Per me aver approcciato allo studio del beatbox, cercando di imitare la musica partendo dalla musica e non da altri beatboxers, penso faccia di me (e di quelli che hanno fatto lo stesso percorso mio) un artista diverso, non migliore, questo è innegabile. Non è una questione anagrafica, tutt’oggi uso youtube, ampiamente, ma per cercare Roots and Culture. Per studiare suoni. Potrei studiarmi ore di tecniche degli altri beatboxers, e invece no. Non voglio correre il rischio di essere influenzato dagli altri e soprattutto non voglio somigliare a nessuno. Minimamente. Youtube in questo senso è veramente un’arma a doppio taglio. Tornando a Clyde Stubblefield e ai motori di ricerca….

◆ MATERIALE RACCOLTO ◆
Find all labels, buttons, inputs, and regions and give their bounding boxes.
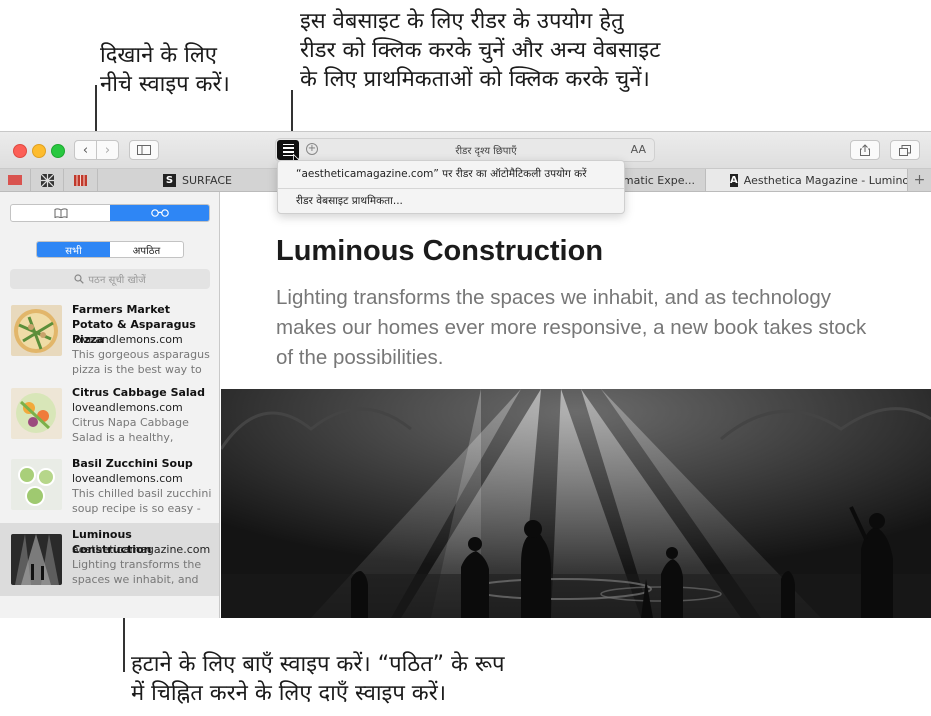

◆ OBIETTIVI ◆
1 > Puoi riassumere in due frasi il brano sul beatbox?
2 > Puoi riscrivere il brano sul beatbox dalle parole "Per me aver" fino alle parole "motori di ricerca…." incluse, sostituendo "tecniche" con "metodi"?

◆ SOLUZIONI IN ORDINE ◆
1 > Secondo chi scrive, aver studiato il beatbox imitando la musica a partire dalla musica, e non da altri beatboxers, rende un artista diverso, non migliore. Chi scrive usa ancora ampiamente youtube, ma per cercare Roots and Culture e studiare suoni anziché le tecniche degli altri beatboxers, così da evitare influenze altrui e non somigliare a nessuno.

2 >
Per me aver approcciato allo studio del beatbox, cercando di imitare la musica partendo dalla musica e non da altri beatboxers, penso faccia di me (e di quelli che hanno fatto lo stesso percorso mio) un artista diverso, non migliore, questo è innegabile. Non è una questione anagrafica, tutt’oggi uso youtube, ampiamente, ma per cercare Roots and Culture. Per studiare suoni. Potrei studiarmi ore di metodi degli altri beatboxers, e invece no. Non voglio correre il rischio di essere influenzato dagli altri e soprattutto non voglio somigliare a nessuno. Minimamente. Youtube in questo senso è veramente un’arma a doppio taglio. Tornando a Clyde Stubblefield e ai motori di ricerca….